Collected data
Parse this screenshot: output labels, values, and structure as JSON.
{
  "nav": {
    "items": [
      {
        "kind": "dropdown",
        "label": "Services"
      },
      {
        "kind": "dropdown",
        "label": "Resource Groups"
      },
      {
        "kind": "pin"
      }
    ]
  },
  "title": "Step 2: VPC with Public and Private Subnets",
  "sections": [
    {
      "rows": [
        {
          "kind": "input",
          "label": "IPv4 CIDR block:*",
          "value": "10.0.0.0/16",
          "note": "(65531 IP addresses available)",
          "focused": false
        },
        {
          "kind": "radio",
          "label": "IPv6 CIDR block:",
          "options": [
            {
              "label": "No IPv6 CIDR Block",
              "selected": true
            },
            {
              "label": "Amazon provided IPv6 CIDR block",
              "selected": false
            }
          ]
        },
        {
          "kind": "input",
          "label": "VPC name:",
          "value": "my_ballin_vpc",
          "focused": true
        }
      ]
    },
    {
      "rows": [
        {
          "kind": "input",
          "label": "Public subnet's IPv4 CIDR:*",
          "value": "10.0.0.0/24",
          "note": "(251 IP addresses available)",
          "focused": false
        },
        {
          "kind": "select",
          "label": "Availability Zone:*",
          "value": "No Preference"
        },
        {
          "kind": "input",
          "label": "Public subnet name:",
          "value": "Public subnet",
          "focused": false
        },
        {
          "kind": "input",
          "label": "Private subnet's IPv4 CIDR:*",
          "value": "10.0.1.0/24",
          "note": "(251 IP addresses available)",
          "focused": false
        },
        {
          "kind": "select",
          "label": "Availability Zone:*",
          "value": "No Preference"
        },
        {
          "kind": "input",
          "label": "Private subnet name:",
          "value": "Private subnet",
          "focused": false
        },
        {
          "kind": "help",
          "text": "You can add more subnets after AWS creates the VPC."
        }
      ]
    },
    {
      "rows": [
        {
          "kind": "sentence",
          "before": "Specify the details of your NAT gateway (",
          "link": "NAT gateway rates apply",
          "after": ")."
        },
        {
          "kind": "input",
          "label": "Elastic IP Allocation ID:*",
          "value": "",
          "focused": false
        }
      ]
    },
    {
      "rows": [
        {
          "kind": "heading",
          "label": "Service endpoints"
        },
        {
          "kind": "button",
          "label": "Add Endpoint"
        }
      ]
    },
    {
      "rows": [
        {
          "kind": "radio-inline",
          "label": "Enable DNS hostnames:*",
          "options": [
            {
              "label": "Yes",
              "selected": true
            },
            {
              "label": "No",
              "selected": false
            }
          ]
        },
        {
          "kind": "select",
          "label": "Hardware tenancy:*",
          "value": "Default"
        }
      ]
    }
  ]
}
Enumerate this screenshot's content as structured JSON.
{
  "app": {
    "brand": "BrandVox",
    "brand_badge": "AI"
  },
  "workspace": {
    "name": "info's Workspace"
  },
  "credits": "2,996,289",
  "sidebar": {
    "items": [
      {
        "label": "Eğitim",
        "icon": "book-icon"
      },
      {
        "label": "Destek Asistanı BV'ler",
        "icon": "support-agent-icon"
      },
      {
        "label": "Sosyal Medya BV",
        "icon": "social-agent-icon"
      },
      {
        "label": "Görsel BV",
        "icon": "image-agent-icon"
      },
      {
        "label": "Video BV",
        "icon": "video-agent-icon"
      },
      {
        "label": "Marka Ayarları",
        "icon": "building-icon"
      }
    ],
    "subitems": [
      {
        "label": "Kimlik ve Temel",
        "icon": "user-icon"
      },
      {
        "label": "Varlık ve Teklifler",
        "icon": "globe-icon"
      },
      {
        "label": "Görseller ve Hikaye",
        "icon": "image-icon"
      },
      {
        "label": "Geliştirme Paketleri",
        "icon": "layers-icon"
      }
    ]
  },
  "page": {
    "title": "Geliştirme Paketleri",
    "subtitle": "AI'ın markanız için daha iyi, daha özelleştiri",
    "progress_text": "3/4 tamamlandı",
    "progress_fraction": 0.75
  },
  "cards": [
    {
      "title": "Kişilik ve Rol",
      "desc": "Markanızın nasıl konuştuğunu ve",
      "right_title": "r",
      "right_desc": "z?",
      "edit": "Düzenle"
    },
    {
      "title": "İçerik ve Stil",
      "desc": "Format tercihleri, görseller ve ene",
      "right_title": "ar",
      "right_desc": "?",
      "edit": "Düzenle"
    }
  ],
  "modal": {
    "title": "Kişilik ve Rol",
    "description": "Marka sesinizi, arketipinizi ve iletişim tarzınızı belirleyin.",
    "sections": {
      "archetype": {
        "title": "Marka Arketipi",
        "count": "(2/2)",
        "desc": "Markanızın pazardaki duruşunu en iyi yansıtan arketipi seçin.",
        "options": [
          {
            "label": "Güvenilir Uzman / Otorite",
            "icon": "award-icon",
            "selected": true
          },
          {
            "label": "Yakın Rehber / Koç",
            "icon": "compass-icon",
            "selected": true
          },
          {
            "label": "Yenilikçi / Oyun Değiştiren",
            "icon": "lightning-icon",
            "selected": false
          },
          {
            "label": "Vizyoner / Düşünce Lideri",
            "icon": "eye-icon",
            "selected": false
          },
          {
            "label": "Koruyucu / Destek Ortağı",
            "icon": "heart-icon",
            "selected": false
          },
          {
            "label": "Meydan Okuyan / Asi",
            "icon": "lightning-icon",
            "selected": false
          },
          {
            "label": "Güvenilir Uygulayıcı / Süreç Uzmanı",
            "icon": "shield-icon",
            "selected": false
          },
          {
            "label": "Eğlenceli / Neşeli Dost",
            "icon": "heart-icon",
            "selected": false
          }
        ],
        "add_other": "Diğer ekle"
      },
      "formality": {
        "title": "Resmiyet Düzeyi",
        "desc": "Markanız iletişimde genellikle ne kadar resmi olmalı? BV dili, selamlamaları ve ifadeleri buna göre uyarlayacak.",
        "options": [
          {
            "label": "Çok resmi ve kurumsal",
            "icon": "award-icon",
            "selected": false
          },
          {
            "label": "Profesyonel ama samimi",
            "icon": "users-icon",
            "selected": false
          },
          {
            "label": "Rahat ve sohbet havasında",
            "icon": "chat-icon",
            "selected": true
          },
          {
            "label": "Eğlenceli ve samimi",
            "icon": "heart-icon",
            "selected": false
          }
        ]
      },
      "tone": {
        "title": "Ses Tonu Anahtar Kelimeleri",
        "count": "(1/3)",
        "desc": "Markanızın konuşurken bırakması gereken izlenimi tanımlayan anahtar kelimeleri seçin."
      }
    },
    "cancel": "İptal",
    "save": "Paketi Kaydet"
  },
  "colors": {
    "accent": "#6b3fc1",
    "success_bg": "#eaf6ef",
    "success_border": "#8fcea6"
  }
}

▸ Problem description:
Lines from the records above that hold "this" are the ones to list.

▸ Full solution:
Parse this screenshot: output labels, values, and structure as JSON.
Enumerate this screenshot's content as structured JSON.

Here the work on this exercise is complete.